▶ _Material provided_:
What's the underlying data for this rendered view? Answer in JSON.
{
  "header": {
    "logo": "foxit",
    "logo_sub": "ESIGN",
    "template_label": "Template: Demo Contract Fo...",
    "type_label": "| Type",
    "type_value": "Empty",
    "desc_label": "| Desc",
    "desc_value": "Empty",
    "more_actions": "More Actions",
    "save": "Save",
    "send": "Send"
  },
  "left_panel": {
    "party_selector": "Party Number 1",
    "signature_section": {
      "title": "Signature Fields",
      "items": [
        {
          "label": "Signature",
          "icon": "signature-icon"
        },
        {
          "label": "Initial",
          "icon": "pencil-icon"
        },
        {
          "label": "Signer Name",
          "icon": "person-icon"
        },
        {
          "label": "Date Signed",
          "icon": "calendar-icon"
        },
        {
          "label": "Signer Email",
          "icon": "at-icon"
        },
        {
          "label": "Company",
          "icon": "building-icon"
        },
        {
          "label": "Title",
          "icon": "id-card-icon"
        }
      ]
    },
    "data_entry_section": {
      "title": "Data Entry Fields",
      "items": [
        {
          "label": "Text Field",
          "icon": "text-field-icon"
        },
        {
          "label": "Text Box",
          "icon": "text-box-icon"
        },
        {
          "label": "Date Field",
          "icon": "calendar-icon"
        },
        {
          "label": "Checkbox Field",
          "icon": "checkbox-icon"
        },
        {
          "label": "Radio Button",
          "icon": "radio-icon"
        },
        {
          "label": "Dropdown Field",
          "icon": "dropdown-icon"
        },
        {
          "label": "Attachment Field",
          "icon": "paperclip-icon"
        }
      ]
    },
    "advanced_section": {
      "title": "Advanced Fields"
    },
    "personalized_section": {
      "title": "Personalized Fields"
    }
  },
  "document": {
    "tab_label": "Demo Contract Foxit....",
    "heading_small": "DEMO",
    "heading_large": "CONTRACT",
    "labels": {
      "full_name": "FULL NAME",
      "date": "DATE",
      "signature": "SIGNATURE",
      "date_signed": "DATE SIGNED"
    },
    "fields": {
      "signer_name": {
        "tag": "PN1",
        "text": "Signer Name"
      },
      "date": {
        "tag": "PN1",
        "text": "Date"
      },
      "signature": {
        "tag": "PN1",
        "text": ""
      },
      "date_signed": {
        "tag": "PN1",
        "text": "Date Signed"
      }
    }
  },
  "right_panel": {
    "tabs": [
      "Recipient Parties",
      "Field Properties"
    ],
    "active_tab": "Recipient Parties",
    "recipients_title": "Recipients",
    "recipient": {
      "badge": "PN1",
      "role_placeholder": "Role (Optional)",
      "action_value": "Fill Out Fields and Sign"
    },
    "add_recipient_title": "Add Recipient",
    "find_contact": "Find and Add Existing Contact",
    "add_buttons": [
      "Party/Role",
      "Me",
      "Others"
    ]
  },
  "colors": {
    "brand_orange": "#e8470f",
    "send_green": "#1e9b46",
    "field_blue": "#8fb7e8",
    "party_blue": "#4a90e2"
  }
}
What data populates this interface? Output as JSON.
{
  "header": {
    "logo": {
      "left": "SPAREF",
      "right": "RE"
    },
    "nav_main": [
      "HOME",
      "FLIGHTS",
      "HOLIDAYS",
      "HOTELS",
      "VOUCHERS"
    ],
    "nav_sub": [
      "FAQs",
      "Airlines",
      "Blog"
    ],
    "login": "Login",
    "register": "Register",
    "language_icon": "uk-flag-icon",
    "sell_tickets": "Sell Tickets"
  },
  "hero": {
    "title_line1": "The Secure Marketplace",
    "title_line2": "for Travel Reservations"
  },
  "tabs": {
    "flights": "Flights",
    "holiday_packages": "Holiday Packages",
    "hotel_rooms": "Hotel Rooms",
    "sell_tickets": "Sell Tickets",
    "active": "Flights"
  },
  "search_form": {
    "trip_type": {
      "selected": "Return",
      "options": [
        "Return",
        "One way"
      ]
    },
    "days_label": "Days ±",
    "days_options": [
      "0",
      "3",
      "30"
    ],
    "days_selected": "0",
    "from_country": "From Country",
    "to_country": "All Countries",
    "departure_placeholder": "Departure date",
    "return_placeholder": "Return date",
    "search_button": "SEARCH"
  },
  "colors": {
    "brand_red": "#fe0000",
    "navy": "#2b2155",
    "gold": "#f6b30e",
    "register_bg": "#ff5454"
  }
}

▶ _Task details_: Note every line above where the string "What" shows up, and copy those lines.

▶ _Written solution_:
What's the underlying data for this rendered view? Answer in JSON.
What data populates this interface? Output as JSON.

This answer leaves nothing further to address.